> **Exercise materials**:
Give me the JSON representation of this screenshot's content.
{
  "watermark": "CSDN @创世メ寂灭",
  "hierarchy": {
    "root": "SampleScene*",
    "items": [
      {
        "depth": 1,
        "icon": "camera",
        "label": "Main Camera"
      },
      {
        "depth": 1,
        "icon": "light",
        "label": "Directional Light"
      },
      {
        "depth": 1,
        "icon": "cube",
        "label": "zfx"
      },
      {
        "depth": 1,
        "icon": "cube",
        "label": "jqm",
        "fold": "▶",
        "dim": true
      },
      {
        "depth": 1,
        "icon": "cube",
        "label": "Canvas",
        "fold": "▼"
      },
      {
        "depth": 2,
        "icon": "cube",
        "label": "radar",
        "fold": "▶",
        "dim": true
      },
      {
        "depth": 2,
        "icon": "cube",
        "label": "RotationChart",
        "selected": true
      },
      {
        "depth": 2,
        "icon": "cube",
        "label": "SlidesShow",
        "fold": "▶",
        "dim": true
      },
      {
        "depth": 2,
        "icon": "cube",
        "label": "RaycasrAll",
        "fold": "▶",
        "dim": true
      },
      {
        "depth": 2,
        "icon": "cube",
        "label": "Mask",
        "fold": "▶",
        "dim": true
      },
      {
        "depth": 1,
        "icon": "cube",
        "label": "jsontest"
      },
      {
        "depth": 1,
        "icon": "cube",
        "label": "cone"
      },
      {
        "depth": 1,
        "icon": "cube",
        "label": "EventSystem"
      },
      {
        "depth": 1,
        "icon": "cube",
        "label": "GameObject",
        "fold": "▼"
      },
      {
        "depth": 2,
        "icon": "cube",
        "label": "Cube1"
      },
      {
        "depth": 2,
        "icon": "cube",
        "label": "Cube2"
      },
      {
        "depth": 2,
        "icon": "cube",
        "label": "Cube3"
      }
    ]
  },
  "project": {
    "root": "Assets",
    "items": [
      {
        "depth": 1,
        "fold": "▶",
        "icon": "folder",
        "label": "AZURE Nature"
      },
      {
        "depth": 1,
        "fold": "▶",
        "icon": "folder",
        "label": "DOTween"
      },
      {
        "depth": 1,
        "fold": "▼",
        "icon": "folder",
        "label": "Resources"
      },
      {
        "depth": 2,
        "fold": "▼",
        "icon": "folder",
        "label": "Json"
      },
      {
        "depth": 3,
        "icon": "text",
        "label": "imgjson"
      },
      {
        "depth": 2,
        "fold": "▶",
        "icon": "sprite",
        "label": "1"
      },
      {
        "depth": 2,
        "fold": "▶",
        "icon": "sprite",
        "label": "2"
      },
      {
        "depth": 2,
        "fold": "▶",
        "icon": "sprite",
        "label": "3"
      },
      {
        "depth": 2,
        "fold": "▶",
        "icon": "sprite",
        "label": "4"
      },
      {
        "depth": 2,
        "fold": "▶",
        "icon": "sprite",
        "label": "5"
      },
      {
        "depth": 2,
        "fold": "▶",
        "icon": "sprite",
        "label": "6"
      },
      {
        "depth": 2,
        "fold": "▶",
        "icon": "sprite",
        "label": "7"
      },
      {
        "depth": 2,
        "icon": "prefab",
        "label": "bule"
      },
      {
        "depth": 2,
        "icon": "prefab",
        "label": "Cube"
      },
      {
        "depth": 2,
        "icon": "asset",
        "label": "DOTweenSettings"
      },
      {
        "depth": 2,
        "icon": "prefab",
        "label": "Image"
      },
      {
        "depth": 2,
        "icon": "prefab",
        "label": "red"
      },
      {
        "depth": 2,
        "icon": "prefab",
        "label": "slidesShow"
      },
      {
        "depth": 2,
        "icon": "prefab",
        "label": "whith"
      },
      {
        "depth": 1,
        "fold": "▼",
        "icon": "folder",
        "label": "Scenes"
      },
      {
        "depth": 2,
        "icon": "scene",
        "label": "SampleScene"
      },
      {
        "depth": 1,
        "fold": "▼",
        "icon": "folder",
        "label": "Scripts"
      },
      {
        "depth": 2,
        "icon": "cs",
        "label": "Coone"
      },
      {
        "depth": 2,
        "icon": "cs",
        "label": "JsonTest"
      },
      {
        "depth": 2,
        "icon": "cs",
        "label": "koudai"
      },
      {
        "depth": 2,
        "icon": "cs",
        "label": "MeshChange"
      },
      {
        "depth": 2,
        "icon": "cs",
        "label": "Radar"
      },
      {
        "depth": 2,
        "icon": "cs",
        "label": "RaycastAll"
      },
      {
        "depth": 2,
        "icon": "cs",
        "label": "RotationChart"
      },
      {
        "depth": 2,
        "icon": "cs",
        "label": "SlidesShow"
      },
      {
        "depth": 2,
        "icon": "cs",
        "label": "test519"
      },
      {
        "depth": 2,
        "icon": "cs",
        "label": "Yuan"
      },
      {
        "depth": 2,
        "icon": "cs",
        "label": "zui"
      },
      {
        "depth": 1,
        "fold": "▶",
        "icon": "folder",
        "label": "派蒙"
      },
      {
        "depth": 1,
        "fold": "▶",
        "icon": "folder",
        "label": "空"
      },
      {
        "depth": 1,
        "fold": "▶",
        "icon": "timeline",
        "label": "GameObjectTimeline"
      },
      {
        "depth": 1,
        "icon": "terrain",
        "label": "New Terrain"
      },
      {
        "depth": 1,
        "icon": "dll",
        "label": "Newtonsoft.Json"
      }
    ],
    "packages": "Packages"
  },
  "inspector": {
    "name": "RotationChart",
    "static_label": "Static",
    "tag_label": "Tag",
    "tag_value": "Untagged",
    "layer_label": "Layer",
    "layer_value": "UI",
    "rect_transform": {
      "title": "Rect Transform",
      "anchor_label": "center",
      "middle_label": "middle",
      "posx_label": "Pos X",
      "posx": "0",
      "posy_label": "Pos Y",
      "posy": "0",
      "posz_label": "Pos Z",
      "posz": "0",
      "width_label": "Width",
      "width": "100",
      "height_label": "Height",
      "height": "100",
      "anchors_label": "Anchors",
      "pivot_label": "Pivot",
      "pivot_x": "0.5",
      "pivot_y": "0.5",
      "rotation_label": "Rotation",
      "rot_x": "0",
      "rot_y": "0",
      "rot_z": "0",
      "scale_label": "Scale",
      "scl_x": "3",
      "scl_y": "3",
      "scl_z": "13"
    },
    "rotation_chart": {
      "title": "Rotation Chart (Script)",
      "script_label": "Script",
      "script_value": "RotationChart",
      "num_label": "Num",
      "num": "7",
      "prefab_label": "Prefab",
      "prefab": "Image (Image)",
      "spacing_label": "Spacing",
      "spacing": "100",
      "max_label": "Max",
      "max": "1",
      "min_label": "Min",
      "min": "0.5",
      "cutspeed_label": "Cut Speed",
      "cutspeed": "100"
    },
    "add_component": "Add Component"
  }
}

> **Objective**: The records above should be restated word for word, please.

> **Answer for this exercise**:
Give me the JSON representation of this screenshot's content.
{
  "watermark": "CSDN @创世メ寂灭",
  "hierarchy": {
    "root": "SampleScene*",
    "items": [
      {
        "depth": 1,
        "icon": "camera",
        "label": "Main Camera"
      },
      {
        "depth": 1,
        "icon": "light",
        "label": "Directional Light"
      },
      {
        "depth": 1,
        "icon": "cube",
        "label": "zfx"
      },
      {
        "depth": 1,
        "icon": "cube",
        "label": "jqm",
        "fold": "▶",
        "dim": true
      },
      {
        "depth": 1,
        "icon": "cube",
        "label": "Canvas",
        "fold": "▼"
      },
      {
        "depth": 2,
        "icon": "cube",
        "label": "radar",
        "fold": "▶",
        "dim": true
      },
      {
        "depth": 2,
        "icon": "cube",
        "label": "RotationChart",
        "selected": true
      },
      {
        "depth": 2,
        "icon": "cube",
        "label": "SlidesShow",
        "fold": "▶",
        "dim": true
      },
      {
        "depth": 2,
        "icon": "cube",
        "label": "RaycasrAll",
        "fold": "▶",
        "dim": true
      },
      {
        "depth": 2,
        "icon": "cube",
        "label": "Mask",
        "fold": "▶",
        "dim": true
      },
      {
        "depth": 1,
        "icon": "cube",
        "label": "jsontest"
      },
      {
        "depth": 1,
        "icon": "cube",
        "label": "cone"
      },
      {
        "depth": 1,
        "icon": "cube",
        "label": "EventSystem"
      },
      {
        "depth": 1,
        "icon": "cube",
        "label": "GameObject",
        "fold": "▼"
      },
      {
        "depth": 2,
        "icon": "cube",
        "label": "Cube1"
      },
      {
        "depth": 2,
        "icon": "cube",
        "label": "Cube2"
      },
      {
        "depth": 2,
        "icon": "cube",
        "label": "Cube3"
      }
    ]
  },
  "project": {
    "root": "Assets",
    "items": [
      {
        "depth": 1,
        "fold": "▶",
        "icon": "folder",
        "label": "AZURE Nature"
      },
      {
        "depth": 1,
        "fold": "▶",
        "icon": "folder",
        "label": "DOTween"
      },
      {
        "depth": 1,
        "fold": "▼",
        "icon": "folder",
        "label": "Resources"
      },
      {
        "depth": 2,
        "fold": "▼",
        "icon": "folder",
        "label": "Json"
      },
      {
        "depth": 3,
        "icon": "text",
        "label": "imgjson"
      },
      {
        "depth": 2,
        "fold": "▶",
        "icon": "sprite",
        "label": "1"
      },
      {
        "depth": 2,
        "fold": "▶",
        "icon": "sprite",
        "label": "2"
      },
      {
        "depth": 2,
        "fold": "▶",
        "icon": "sprite",
        "label": "3"
      },
      {
        "depth": 2,
        "fold": "▶",
        "icon": "sprite",
        "label": "4"
      },
      {
        "depth": 2,
        "fold": "▶",
        "icon": "sprite",
        "label": "5"
      },
      {
        "depth": 2,
        "fold": "▶",
        "icon": "sprite",
        "label": "6"
      },
      {
        "depth": 2,
        "fold": "▶",
        "icon": "sprite",
        "label": "7"
      },
      {
        "depth": 2,
        "icon": "prefab",
        "label": "bule"
      },
      {
        "depth": 2,
        "icon": "prefab",
        "label": "Cube"
      },
      {
        "depth": 2,
        "icon": "asset",
        "label": "DOTweenSettings"
      },
      {
        "depth": 2,
        "icon": "prefab",
        "label": "Image"
      },
      {
        "depth": 2,
        "icon": "prefab",
        "label": "red"
      },
      {
        "depth": 2,
        "icon": "prefab",
        "label": "slidesShow"
      },
      {
        "depth": 2,
        "icon": "prefab",
        "label": "whith"
      },
      {
        "depth": 1,
        "fold": "▼",
        "icon": "folder",
        "label": "Scenes"
      },
      {
        "depth": 2,
        "icon": "scene",
        "label": "SampleScene"
      },
      {
        "depth": 1,
        "fold": "▼",
        "icon": "folder",
        "label": "Scripts"
      },
      {
        "depth": 2,
        "icon": "cs",
        "label": "Coone"
      },
      {
        "depth": 2,
        "icon": "cs",
        "label": "JsonTest"
      },
      {
        "depth": 2,
        "icon": "cs",
        "label": "koudai"
      },
      {
        "depth": 2,
        "icon": "cs",
        "label": "MeshChange"
      },
      {
        "depth": 2,
        "icon": "cs",
        "label": "Radar"
      },
      {
        "depth": 2,
        "icon": "cs",
        "label": "RaycastAll"
      },
      {
        "depth": 2,
        "icon": "cs",
        "label": "RotationChart"
      },
      {
        "depth": 2,
        "icon": "cs",
        "label": "SlidesShow"
      },
      {
        "depth": 2,
        "icon": "cs",
        "label": "test519"
      },
      {
        "depth": 2,
        "icon": "cs",
        "label": "Yuan"
      },
      {
        "depth": 2,
        "icon": "cs",
        "label": "zui"
      },
      {
        "depth": 1,
        "fold": "▶",
        "icon": "folder",
        "label": "派蒙"
      },
      {
        "depth": 1,
        "fold": "▶",
        "icon": "folder",
        "label": "空"
      },
      {
        "depth": 1,
        "fold": "▶",
        "icon": "timeline",
        "label": "GameObjectTimeline"
      },
      {
        "depth": 1,
        "icon": "terrain",
        "label": "New Terrain"
      },
      {
        "depth": 1,
        "icon": "dll",
        "label": "Newtonsoft.Json"
      }
    ],
    "packages": "Packages"
  },
  "inspector": {
    "name": "RotationChart",
    "static_label": "Static",
    "tag_label": "Tag",
    "tag_value": "Untagged",
    "layer_label": "Layer",
    "layer_value": "UI",
    "rect_transform": {
      "title": "Rect Transform",
      "anchor_label": "center",
      "middle_label": "middle",
      "posx_label": "Pos X",
      "posx": "0",
      "posy_label": "Pos Y",
      "posy": "0",
      "posz_label": "Pos Z",
      "posz": "0",
      "width_label": "Width",
      "width": "100",
      "height_label": "Height",
      "height": "100",
      "anchors_label": "Anchors",
      "pivot_label": "Pivot",
      "pivot_x": "0.5",
      "pivot_y": "0.5",
      "rotation_label": "Rotation",
      "rot_x": "0",
      "rot_y": "0",
      "rot_z": "0",
      "scale_label": "Scale",
      "scl_x": "3",
      "scl_y": "3",
      "scl_z": "13"
    },
    "rotation_chart": {
      "title": "Rotation Chart (Script)",
      "script_label": "Script",
      "script_value": "RotationChart",
      "num_label": "Num",
      "num": "7",
      "prefab_label": "Prefab",
      "prefab": "Image (Image)",
      "spacing_label": "Spacing",
      "spacing": "100",
      "max_label": "Max",
      "max": "1",
      "min_label": "Min",
      "min": "0.5",
      "cutspeed_label": "Cut Speed",
      "cutspeed": "100"
    },
    "add_component": "Add Component"
  }
}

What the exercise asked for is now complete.